BEGIN The input

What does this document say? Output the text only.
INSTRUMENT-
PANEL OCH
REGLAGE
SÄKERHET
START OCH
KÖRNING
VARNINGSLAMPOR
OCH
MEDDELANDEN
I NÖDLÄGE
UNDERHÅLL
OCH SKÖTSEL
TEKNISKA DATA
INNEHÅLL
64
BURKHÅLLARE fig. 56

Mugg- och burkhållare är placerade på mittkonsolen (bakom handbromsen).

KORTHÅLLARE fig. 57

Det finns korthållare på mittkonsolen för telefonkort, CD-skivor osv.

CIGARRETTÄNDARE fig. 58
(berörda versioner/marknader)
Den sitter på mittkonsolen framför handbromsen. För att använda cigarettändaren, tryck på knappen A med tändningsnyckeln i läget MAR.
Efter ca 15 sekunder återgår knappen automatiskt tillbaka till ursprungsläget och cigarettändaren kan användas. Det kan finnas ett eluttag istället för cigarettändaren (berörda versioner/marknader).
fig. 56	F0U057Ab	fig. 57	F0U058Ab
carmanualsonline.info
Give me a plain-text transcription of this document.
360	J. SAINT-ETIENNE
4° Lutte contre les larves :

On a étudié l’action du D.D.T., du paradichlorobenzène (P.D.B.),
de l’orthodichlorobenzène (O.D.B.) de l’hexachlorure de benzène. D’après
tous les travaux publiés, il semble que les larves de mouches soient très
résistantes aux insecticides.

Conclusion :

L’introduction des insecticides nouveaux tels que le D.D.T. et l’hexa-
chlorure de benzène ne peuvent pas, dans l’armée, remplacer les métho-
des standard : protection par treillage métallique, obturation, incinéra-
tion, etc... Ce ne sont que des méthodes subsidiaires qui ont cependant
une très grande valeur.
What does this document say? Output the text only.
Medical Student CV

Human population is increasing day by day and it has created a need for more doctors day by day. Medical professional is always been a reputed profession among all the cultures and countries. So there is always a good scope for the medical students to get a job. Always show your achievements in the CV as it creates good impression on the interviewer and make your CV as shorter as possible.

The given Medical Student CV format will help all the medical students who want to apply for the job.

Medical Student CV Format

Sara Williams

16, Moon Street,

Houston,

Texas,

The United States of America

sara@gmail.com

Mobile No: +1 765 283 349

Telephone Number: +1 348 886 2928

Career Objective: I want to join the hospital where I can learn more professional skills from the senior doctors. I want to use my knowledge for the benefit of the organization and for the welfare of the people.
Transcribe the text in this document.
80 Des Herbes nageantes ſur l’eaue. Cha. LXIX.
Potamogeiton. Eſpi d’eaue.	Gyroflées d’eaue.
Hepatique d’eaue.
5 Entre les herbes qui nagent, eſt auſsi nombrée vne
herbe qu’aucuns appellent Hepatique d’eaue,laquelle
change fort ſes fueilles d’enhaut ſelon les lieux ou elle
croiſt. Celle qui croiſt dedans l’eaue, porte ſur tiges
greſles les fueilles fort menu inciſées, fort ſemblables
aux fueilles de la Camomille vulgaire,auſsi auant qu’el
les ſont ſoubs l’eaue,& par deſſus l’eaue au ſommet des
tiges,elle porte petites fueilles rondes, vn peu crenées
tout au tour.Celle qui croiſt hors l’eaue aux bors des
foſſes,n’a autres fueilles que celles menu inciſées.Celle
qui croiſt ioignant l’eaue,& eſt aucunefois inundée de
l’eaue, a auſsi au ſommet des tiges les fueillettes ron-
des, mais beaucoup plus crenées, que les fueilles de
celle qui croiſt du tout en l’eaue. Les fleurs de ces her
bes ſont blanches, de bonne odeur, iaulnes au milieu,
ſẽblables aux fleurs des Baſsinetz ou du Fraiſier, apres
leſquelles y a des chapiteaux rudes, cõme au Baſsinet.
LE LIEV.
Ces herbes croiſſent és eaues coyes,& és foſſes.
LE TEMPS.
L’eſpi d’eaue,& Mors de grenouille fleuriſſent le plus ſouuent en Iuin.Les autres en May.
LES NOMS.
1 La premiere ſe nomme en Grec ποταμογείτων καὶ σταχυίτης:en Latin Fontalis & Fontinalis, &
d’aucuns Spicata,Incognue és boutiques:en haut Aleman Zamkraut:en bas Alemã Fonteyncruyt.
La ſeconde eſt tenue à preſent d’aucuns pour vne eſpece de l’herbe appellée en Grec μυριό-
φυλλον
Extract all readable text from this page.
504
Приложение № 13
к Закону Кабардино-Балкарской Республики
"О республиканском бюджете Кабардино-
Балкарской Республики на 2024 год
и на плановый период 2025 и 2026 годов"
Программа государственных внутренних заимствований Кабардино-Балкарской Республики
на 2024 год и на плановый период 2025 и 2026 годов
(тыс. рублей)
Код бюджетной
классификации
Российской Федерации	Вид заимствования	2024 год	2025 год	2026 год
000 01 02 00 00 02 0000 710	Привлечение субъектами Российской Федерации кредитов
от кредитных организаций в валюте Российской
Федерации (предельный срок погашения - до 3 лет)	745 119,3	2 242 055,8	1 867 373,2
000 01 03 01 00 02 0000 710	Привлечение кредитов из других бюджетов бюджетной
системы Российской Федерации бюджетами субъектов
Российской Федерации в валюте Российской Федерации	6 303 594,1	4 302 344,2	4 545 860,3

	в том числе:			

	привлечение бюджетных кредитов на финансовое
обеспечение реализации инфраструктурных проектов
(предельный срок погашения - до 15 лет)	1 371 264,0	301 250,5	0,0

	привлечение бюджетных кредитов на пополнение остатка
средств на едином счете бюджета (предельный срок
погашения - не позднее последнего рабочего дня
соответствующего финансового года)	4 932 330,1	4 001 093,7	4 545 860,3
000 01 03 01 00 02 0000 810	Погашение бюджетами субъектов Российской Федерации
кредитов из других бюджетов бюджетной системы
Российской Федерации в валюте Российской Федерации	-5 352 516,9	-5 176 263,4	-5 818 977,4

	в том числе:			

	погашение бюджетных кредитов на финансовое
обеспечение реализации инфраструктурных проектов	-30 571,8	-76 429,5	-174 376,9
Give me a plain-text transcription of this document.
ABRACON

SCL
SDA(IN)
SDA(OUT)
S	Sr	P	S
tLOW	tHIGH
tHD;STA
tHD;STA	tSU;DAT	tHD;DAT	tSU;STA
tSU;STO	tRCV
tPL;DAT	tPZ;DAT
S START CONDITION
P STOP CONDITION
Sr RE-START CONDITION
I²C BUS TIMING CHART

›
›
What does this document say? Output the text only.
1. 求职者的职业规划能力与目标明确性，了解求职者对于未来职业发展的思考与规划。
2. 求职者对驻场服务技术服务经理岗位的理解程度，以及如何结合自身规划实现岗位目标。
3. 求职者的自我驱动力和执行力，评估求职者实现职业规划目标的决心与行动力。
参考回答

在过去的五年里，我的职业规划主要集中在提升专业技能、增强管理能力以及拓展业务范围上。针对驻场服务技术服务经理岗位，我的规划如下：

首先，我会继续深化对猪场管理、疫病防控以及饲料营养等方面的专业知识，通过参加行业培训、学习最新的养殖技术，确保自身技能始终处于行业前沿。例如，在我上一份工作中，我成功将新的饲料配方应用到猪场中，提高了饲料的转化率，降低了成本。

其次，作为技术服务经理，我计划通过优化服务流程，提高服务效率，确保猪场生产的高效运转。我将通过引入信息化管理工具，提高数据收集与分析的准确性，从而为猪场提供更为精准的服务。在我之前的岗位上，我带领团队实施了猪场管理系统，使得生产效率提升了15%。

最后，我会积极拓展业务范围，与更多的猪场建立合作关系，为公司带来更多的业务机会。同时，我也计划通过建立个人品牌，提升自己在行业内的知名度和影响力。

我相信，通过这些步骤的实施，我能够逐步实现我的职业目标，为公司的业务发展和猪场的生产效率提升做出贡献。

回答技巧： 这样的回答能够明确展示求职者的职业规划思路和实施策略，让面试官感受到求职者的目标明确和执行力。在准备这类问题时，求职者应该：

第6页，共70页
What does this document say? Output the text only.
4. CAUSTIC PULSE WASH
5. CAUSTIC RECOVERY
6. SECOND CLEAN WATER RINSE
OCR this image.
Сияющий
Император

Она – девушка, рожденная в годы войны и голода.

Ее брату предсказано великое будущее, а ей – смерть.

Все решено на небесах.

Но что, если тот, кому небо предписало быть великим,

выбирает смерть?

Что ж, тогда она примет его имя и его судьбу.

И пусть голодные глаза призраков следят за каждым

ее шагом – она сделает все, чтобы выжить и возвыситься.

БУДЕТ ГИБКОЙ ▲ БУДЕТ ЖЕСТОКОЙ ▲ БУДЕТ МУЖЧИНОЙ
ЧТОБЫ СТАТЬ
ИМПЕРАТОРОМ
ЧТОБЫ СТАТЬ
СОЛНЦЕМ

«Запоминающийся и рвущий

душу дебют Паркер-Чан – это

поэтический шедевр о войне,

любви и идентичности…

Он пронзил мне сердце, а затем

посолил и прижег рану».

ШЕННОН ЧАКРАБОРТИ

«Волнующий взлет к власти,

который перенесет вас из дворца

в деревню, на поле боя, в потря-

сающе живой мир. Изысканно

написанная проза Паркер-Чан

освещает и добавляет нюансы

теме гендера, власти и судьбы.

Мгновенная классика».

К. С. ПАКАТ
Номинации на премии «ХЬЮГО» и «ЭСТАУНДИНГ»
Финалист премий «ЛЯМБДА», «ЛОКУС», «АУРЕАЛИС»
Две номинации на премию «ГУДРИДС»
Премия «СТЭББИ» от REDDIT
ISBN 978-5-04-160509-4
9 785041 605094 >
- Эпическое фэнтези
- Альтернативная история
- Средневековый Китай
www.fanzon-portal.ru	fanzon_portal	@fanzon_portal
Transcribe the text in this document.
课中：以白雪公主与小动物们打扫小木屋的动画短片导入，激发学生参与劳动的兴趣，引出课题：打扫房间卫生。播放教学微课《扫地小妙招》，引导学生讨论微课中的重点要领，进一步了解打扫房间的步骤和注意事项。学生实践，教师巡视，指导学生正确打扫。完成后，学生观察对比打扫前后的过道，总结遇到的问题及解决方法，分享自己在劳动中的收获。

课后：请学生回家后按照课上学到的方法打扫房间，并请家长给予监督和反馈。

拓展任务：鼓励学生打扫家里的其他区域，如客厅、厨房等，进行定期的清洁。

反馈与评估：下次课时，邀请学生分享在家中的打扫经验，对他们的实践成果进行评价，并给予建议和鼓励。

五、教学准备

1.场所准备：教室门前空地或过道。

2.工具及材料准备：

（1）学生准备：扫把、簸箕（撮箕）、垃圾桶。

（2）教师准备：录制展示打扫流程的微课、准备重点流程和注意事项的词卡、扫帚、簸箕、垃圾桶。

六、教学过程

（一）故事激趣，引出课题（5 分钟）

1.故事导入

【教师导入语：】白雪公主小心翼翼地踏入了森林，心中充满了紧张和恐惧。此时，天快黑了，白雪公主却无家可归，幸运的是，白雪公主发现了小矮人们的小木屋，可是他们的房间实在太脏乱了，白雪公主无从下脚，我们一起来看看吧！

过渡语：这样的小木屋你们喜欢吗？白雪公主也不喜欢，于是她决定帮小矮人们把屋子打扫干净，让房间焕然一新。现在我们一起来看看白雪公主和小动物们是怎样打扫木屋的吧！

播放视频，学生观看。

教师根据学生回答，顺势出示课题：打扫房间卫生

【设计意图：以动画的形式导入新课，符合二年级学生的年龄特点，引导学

END The input

[Problem requirements] Return all the lines that contain the string "предельный".

[Task output]
Федерации (предельный срок погашения - до 3 лет)	745 119,3	2 242 055,8	1 867 373,2
(предельный срок погашения - до 15 лет)	1 371 264,0	301 250,5	0,0
средств на едином счете бюджета (предельный срок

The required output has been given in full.